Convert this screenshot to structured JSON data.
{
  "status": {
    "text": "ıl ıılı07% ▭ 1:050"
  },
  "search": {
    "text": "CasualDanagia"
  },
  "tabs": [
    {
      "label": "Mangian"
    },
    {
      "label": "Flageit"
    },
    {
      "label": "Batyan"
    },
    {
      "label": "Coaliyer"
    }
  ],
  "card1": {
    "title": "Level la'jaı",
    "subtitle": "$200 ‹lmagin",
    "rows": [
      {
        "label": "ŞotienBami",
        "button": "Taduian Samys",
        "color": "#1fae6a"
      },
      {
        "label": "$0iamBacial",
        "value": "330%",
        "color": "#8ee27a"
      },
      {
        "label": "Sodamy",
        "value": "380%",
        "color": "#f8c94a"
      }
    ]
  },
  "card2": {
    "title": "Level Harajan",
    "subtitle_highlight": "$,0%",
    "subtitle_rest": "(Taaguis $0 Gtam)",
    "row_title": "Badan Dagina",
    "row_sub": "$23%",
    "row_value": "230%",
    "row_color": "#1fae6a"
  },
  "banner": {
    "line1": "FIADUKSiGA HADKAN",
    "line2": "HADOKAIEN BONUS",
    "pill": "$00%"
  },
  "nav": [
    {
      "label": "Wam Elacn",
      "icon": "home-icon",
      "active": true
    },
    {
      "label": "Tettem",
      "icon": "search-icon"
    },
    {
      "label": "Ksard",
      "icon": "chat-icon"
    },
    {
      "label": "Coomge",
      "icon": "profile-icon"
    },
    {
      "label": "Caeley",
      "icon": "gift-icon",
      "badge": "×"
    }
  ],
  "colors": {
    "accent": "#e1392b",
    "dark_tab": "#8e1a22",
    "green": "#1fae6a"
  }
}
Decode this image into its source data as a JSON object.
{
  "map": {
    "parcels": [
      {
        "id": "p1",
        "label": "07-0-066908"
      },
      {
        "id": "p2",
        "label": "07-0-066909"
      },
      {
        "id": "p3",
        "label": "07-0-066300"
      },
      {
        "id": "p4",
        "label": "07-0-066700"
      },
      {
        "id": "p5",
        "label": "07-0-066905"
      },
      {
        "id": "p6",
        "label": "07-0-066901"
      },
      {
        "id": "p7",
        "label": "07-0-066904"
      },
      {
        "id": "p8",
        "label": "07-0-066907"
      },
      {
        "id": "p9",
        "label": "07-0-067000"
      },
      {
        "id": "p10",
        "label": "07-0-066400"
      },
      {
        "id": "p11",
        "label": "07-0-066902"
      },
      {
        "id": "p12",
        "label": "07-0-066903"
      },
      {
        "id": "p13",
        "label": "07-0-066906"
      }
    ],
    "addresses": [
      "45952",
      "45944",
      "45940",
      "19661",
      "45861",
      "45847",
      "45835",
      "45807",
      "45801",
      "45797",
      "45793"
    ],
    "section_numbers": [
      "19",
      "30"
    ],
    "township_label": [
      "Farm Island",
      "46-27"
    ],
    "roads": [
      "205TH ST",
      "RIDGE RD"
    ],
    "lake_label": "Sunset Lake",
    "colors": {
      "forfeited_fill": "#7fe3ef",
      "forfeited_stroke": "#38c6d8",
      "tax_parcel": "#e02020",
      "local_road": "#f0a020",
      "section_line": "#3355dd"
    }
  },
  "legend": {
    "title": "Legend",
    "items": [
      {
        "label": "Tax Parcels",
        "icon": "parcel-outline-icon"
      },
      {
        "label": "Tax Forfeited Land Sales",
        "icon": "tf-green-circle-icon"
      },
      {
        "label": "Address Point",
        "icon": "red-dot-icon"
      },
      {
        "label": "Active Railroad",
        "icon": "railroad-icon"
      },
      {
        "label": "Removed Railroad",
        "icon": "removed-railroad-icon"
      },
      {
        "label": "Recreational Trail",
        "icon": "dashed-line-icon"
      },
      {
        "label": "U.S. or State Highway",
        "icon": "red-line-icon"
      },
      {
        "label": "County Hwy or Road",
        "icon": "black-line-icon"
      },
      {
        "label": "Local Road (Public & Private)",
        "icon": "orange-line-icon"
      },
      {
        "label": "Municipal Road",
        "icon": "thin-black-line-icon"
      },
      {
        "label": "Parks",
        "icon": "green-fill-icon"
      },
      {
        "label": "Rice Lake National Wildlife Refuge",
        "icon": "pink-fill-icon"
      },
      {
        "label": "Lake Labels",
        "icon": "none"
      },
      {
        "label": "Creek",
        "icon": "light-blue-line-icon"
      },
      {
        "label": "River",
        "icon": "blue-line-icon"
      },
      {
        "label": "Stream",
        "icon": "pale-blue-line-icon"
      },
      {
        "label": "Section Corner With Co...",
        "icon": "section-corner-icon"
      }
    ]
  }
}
------------------------------------------------------------
GOAL OF THE EXERCISE
Locate the word "Lake" in the records and collect each line it appears in.

EXERCISE SOLUTION
    "lake_label": "Sunset Lake",
        "label": "Rice Lake National Wildlife Refuge",
        "label": "Lake Labels",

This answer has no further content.